AIM OF THE TASK | Find the string "start" in the listing and report every line that has it.

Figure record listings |
=======

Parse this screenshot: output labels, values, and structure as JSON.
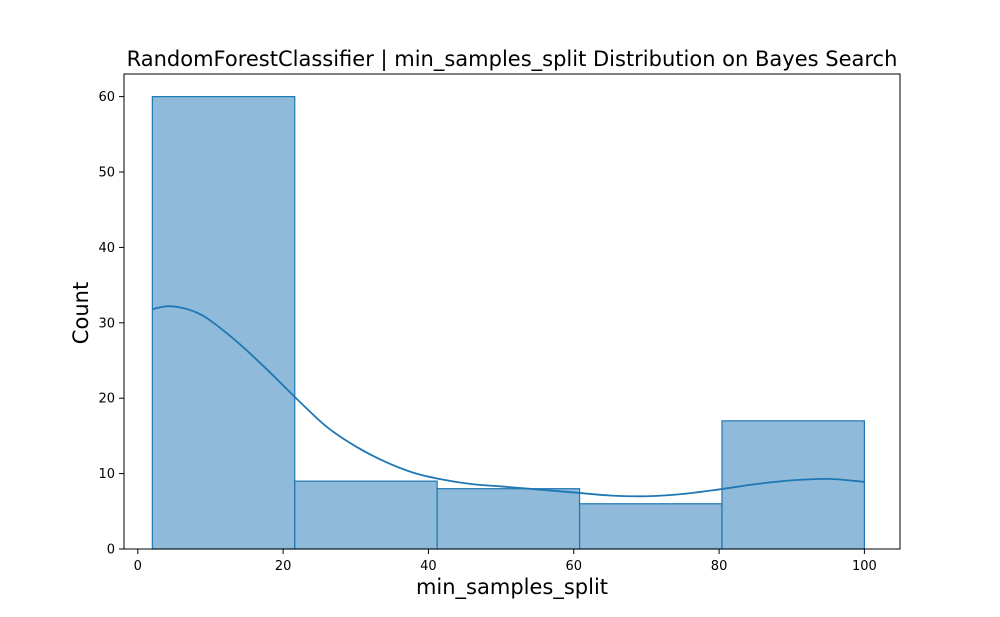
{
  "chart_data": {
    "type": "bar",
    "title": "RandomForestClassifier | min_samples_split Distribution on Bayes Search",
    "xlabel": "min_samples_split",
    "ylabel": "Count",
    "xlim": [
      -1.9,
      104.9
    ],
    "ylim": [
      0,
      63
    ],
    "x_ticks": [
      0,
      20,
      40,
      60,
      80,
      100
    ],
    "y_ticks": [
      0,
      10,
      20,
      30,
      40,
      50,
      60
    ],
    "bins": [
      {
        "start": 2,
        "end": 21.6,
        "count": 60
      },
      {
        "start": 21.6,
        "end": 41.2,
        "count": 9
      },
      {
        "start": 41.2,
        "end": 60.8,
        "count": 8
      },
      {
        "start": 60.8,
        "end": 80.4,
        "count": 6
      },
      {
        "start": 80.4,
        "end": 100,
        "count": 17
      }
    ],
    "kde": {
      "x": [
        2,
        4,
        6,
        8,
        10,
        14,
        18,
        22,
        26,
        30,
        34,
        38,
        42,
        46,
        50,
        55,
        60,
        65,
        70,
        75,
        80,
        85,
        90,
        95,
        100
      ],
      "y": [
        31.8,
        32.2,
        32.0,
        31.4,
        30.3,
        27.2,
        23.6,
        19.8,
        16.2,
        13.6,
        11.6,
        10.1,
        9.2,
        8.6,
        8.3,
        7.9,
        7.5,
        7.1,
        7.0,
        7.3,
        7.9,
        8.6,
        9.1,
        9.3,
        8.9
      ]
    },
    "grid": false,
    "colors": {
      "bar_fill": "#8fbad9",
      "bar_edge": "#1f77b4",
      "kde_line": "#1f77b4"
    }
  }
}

=======

FINAL RESULT |
        "start": 2,
        "start": 21.6,
        "start": 41.2,
        "start": 60.8,
        "start": 80.4,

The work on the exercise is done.